Your task → Reproduce every line of the records below word for word, changing no character or number.
==================================================
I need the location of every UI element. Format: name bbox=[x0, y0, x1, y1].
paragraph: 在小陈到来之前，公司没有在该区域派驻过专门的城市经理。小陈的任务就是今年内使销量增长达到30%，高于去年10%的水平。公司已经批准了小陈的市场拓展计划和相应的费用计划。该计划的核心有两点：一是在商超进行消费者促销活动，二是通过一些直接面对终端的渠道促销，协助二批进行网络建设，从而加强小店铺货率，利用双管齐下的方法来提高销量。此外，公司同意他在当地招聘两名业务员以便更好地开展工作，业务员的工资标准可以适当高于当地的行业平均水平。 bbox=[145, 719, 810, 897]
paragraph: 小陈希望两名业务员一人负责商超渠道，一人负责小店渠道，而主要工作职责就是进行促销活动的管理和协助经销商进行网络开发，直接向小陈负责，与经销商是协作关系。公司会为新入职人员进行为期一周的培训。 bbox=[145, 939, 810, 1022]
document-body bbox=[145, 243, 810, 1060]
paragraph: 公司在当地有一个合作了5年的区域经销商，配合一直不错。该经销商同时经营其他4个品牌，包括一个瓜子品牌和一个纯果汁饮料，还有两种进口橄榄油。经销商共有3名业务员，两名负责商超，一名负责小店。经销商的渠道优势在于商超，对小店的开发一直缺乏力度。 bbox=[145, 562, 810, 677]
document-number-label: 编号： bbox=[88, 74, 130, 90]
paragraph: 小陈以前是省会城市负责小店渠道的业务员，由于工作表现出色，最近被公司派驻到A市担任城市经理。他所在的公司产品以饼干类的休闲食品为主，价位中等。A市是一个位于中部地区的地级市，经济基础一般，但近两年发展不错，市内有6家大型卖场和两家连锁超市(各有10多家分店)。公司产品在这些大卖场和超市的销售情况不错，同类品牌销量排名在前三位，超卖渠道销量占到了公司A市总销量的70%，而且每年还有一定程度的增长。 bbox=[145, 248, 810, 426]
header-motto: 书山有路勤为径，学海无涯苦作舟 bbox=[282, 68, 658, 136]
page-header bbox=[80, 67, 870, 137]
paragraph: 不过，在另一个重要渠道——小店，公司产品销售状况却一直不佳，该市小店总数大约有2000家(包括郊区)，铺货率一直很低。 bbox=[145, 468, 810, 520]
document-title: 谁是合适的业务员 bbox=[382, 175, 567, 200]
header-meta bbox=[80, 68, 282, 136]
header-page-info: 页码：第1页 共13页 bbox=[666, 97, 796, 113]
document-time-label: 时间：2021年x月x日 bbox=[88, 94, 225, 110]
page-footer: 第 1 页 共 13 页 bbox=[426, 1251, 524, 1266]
==================================================
Correct answer →
I need the location of every UI element. Format: name bbox=[x0, y0, x1, y1].
paragraph: 在小陈到来之前，公司没有在该区域派驻过专门的城市经理。小陈的任务就是今年内使销量增长达到30%，高于去年10%的水平。公司已经批准了小陈的市场拓展计划和相应的费用计划。该计划的核心有两点：一是在商超进行消费者促销活动，二是通过一些直接面对终端的渠道促销，协助二批进行网络建设，从而加强小店铺货率，利用双管齐下的方法来提高销量。此外，公司同意他在当地招聘两名业务员以便更好地开展工作，业务员的工资标准可以适当高于当地的行业平均水平。 bbox=[145, 719, 810, 897]
paragraph: 小陈希望两名业务员一人负责商超渠道，一人负责小店渠道，而主要工作职责就是进行促销活动的管理和协助经销商进行网络开发，直接向小陈负责，与经销商是协作关系。公司会为新入职人员进行为期一周的培训。 bbox=[145, 939, 810, 1022]
document-body bbox=[145, 243, 810, 1060]
paragraph: 公司在当地有一个合作了5年的区域经销商，配合一直不错。该经销商同时经营其他4个品牌，包括一个瓜子品牌和一个纯果汁饮料，还有两种进口橄榄油。经销商共有3名业务员，两名负责商超，一名负责小店。经销商的渠道优势在于商超，对小店的开发一直缺乏力度。 bbox=[145, 562, 810, 677]
document-number-label: 编号： bbox=[88, 74, 130, 90]
paragraph: 小陈以前是省会城市负责小店渠道的业务员，由于工作表现出色，最近被公司派驻到A市担任城市经理。他所在的公司产品以饼干类的休闲食品为主，价位中等。A市是一个位于中部地区的地级市，经济基础一般，但近两年发展不错，市内有6家大型卖场和两家连锁超市(各有10多家分店)。公司产品在这些大卖场和超市的销售情况不错，同类品牌销量排名在前三位，超卖渠道销量占到了公司A市总销量的70%，而且每年还有一定程度的增长。 bbox=[145, 248, 810, 426]
header-motto: 书山有路勤为径，学海无涯苦作舟 bbox=[282, 68, 658, 136]
page-header bbox=[80, 67, 870, 137]
paragraph: 不过，在另一个重要渠道——小店，公司产品销售状况却一直不佳，该市小店总数大约有2000家(包括郊区)，铺货率一直很低。 bbox=[145, 468, 810, 520]
document-title: 谁是合适的业务员 bbox=[382, 175, 567, 200]
header-meta bbox=[80, 68, 282, 136]
header-page-info: 页码：第1页 共13页 bbox=[666, 97, 796, 113]
document-time-label: 时间：2021年x月x日 bbox=[88, 94, 225, 110]
page-footer: 第 1 页 共 13 页 bbox=[426, 1251, 524, 1266]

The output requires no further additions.